** BEGIN **

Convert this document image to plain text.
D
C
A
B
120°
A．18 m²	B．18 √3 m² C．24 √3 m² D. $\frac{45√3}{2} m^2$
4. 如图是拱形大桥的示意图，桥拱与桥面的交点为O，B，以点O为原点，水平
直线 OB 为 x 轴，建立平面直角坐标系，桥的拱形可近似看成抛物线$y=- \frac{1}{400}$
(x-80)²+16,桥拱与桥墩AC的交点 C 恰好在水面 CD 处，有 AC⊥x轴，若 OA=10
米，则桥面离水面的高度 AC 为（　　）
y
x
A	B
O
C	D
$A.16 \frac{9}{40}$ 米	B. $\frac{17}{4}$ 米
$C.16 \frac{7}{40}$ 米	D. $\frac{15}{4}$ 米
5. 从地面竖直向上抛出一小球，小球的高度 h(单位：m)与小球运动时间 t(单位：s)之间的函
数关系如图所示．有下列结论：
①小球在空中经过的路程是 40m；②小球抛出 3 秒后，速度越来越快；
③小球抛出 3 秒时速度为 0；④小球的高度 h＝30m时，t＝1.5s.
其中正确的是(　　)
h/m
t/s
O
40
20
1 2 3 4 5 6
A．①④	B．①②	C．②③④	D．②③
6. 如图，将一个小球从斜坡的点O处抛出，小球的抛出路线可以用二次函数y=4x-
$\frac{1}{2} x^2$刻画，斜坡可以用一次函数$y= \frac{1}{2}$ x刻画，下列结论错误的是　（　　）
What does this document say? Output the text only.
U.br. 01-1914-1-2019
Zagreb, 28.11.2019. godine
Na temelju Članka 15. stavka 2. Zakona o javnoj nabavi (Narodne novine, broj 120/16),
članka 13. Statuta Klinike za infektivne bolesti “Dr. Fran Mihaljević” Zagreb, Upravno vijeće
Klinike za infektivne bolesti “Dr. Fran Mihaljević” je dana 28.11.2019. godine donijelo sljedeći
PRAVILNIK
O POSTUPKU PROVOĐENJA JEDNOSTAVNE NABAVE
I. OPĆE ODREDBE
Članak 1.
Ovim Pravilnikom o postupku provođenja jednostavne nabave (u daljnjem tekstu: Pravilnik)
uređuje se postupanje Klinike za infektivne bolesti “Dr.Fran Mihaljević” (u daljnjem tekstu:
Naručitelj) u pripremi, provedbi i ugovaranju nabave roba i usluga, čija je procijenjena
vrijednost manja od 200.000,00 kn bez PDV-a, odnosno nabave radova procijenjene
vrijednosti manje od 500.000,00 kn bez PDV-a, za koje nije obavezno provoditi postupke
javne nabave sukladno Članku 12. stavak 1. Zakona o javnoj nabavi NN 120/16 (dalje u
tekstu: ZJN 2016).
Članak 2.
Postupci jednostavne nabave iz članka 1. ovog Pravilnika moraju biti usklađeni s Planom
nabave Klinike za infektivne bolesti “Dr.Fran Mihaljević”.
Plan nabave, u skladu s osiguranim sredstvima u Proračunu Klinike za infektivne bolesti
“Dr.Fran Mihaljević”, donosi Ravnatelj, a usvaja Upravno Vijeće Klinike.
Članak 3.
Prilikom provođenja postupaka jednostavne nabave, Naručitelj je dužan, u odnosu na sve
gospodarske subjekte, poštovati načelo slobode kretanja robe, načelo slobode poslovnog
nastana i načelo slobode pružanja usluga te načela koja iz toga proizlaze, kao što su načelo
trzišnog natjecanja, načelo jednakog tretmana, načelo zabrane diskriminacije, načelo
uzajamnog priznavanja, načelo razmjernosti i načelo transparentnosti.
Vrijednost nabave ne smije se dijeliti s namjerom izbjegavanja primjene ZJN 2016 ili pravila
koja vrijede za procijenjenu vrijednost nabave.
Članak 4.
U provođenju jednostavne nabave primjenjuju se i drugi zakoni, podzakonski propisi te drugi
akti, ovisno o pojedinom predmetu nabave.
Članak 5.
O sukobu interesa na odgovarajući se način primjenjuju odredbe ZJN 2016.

** END **

Your task is to quote the listing above word for word.

Convert this document image to plain text.
D
C
A
B
120°
A．18 m²	B．18 √3 m² C．24 √3 m² D. $\frac{45√3}{2} m^2$
4. 如图是拱形大桥的示意图，桥拱与桥面的交点为O，B，以点O为原点，水平
直线 OB 为 x 轴，建立平面直角坐标系，桥的拱形可近似看成抛物线$y=- \frac{1}{400}$
(x-80)²+16,桥拱与桥墩AC的交点 C 恰好在水面 CD 处，有 AC⊥x轴，若 OA=10
米，则桥面离水面的高度 AC 为（　　）
y
x
A	B
O
C	D
$A.16 \frac{9}{40}$ 米	B. $\frac{17}{4}$ 米
$C.16 \frac{7}{40}$ 米	D. $\frac{15}{4}$ 米
5. 从地面竖直向上抛出一小球，小球的高度 h(单位：m)与小球运动时间 t(单位：s)之间的函
数关系如图所示．有下列结论：
①小球在空中经过的路程是 40m；②小球抛出 3 秒后，速度越来越快；
③小球抛出 3 秒时速度为 0；④小球的高度 h＝30m时，t＝1.5s.
其中正确的是(　　)
h/m
t/s
O
40
20
1 2 3 4 5 6
A．①④	B．①②	C．②③④	D．②③
6. 如图，将一个小球从斜坡的点O处抛出，小球的抛出路线可以用二次函数y=4x-
$\frac{1}{2} x^2$刻画，斜坡可以用一次函数$y= \frac{1}{2}$ x刻画，下列结论错误的是　（　　）
What does this document say? Output the text only.
U.br. 01-1914-1-2019
Zagreb, 28.11.2019. godine
Na temelju Članka 15. stavka 2. Zakona o javnoj nabavi (Narodne novine, broj 120/16),
članka 13. Statuta Klinike za infektivne bolesti “Dr. Fran Mihaljević” Zagreb, Upravno vijeće
Klinike za infektivne bolesti “Dr. Fran Mihaljević” je dana 28.11.2019. godine donijelo sljedeći
PRAVILNIK
O POSTUPKU PROVOĐENJA JEDNOSTAVNE NABAVE
I. OPĆE ODREDBE
Članak 1.
Ovim Pravilnikom o postupku provođenja jednostavne nabave (u daljnjem tekstu: Pravilnik)
uređuje se postupanje Klinike za infektivne bolesti “Dr.Fran Mihaljević” (u daljnjem tekstu:
Naručitelj) u pripremi, provedbi i ugovaranju nabave roba i usluga, čija je procijenjena
vrijednost manja od 200.000,00 kn bez PDV-a, odnosno nabave radova procijenjene
vrijednosti manje od 500.000,00 kn bez PDV-a, za koje nije obavezno provoditi postupke
javne nabave sukladno Članku 12. stavak 1. Zakona o javnoj nabavi NN 120/16 (dalje u
tekstu: ZJN 2016).
Članak 2.
Postupci jednostavne nabave iz članka 1. ovog Pravilnika moraju biti usklađeni s Planom
nabave Klinike za infektivne bolesti “Dr.Fran Mihaljević”.
Plan nabave, u skladu s osiguranim sredstvima u Proračunu Klinike za infektivne bolesti
“Dr.Fran Mihaljević”, donosi Ravnatelj, a usvaja Upravno Vijeće Klinike.
Članak 3.
Prilikom provođenja postupaka jednostavne nabave, Naručitelj je dužan, u odnosu na sve
gospodarske subjekte, poštovati načelo slobode kretanja robe, načelo slobode poslovnog
nastana i načelo slobode pružanja usluga te načela koja iz toga proizlaze, kao što su načelo
trzišnog natjecanja, načelo jednakog tretmana, načelo zabrane diskriminacije, načelo
uzajamnog priznavanja, načelo razmjernosti i načelo transparentnosti.
Vrijednost nabave ne smije se dijeliti s namjerom izbjegavanja primjene ZJN 2016 ili pravila
koja vrijede za procijenjenu vrijednost nabave.
Članak 4.
U provođenju jednostavne nabave primjenjuju se i drugi zakoni, podzakonski propisi te drugi
akti, ovisno o pojedinom predmetu nabave.
Članak 5.
O sukobu interesa na odgovarajući se način primjenjuju odredbe ZJN 2016.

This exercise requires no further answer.